* **Challenge**: Reproduce each line of the listing exactly.

======

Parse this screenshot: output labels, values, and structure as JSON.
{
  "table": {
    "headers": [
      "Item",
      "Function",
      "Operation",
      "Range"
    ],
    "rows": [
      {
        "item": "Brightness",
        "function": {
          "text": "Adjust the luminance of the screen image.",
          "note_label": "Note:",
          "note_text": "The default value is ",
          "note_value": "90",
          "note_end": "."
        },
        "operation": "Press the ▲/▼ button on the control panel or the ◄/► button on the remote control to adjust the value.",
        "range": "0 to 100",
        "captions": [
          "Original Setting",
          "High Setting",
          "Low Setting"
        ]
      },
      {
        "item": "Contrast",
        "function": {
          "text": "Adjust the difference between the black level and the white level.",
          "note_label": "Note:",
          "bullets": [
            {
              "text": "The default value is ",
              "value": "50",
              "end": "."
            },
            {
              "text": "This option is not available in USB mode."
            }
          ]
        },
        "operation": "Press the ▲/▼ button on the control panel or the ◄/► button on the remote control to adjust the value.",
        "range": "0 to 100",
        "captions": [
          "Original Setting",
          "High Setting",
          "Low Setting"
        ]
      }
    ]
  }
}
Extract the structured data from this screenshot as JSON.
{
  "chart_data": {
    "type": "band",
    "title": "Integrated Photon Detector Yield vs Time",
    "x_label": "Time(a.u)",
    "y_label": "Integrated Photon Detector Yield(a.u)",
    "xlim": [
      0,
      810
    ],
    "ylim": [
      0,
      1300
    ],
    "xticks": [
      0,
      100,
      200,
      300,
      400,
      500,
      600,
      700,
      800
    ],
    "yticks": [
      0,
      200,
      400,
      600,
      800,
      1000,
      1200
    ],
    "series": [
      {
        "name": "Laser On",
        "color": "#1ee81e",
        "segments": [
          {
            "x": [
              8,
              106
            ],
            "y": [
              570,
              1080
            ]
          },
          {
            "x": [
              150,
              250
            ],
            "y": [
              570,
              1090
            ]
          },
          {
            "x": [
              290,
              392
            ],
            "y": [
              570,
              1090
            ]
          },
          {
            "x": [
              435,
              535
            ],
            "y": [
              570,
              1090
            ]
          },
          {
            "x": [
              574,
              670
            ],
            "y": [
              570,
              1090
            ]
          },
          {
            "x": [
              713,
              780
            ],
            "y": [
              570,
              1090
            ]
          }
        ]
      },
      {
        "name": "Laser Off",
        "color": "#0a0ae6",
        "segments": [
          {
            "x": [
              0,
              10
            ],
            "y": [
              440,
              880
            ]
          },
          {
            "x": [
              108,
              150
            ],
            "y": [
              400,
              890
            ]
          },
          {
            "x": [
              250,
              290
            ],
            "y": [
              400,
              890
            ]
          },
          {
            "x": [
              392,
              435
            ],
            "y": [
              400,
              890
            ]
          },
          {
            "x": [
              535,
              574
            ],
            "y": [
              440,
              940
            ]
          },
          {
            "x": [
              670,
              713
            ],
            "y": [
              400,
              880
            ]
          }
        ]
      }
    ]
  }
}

======

* **The completed task**:
Parse this screenshot: output labels, values, and structure as JSON.
{
  "table": {
    "headers": [
      "Item",
      "Function",
      "Operation",
      "Range"
    ],
    "rows": [
      {
        "item": "Brightness",
        "function": {
          "text": "Adjust the luminance of the screen image.",
          "note_label": "Note:",
          "note_text": "The default value is ",
          "note_value": "90",
          "note_end": "."
        },
        "operation": "Press the ▲/▼ button on the control panel or the ◄/► button on the remote control to adjust the value.",
        "range": "0 to 100",
        "captions": [
          "Original Setting",
          "High Setting",
          "Low Setting"
        ]
      },
      {
        "item": "Contrast",
        "function": {
          "text": "Adjust the difference between the black level and the white level.",
          "note_label": "Note:",
          "bullets": [
            {
              "text": "The default value is ",
              "value": "50",
              "end": "."
            },
            {
              "text": "This option is not available in USB mode."
            }
          ]
        },
        "operation": "Press the ▲/▼ button on the control panel or the ◄/► button on the remote control to adjust the value.",
        "range": "0 to 100",
        "captions": [
          "Original Setting",
          "High Setting",
          "Low Setting"
        ]
      }
    ]
  }
}
Extract the structured data from this screenshot as JSON.
{
  "chart_data": {
    "type": "band",
    "title": "Integrated Photon Detector Yield vs Time",
    "x_label": "Time(a.u)",
    "y_label": "Integrated Photon Detector Yield(a.u)",
    "xlim": [
      0,
      810
    ],
    "ylim": [
      0,
      1300
    ],
    "xticks": [
      0,
      100,
      200,
      300,
      400,
      500,
      600,
      700,
      800
    ],
    "yticks": [
      0,
      200,
      400,
      600,
      800,
      1000,
      1200
    ],
    "series": [
      {
        "name": "Laser On",
        "color": "#1ee81e",
        "segments": [
          {
            "x": [
              8,
              106
            ],
            "y": [
              570,
              1080
            ]
          },
          {
            "x": [
              150,
              250
            ],
            "y": [
              570,
              1090
            ]
          },
          {
            "x": [
              290,
              392
            ],
            "y": [
              570,
              1090
            ]
          },
          {
            "x": [
              435,
              535
            ],
            "y": [
              570,
              1090
            ]
          },
          {
            "x": [
              574,
              670
            ],
            "y": [
              570,
              1090
            ]
          },
          {
            "x": [
              713,
              780
            ],
            "y": [
              570,
              1090
            ]
          }
        ]
      },
      {
        "name": "Laser Off",
        "color": "#0a0ae6",
        "segments": [
          {
            "x": [
              0,
              10
            ],
            "y": [
              440,
              880
            ]
          },
          {
            "x": [
              108,
              150
            ],
            "y": [
              400,
              890
            ]
          },
          {
            "x": [
              250,
              290
            ],
            "y": [
              400,
              890
            ]
          },
          {
            "x": [
              392,
              435
            ],
            "y": [
              400,
              890
            ]
          },
          {
            "x": [
              535,
              574
            ],
            "y": [
              440,
              940
            ]
          },
          {
            "x": [
              670,
              713
            ],
            "y": [
              400,
              880
            ]
          }
        ]
      }
    ]
  }
}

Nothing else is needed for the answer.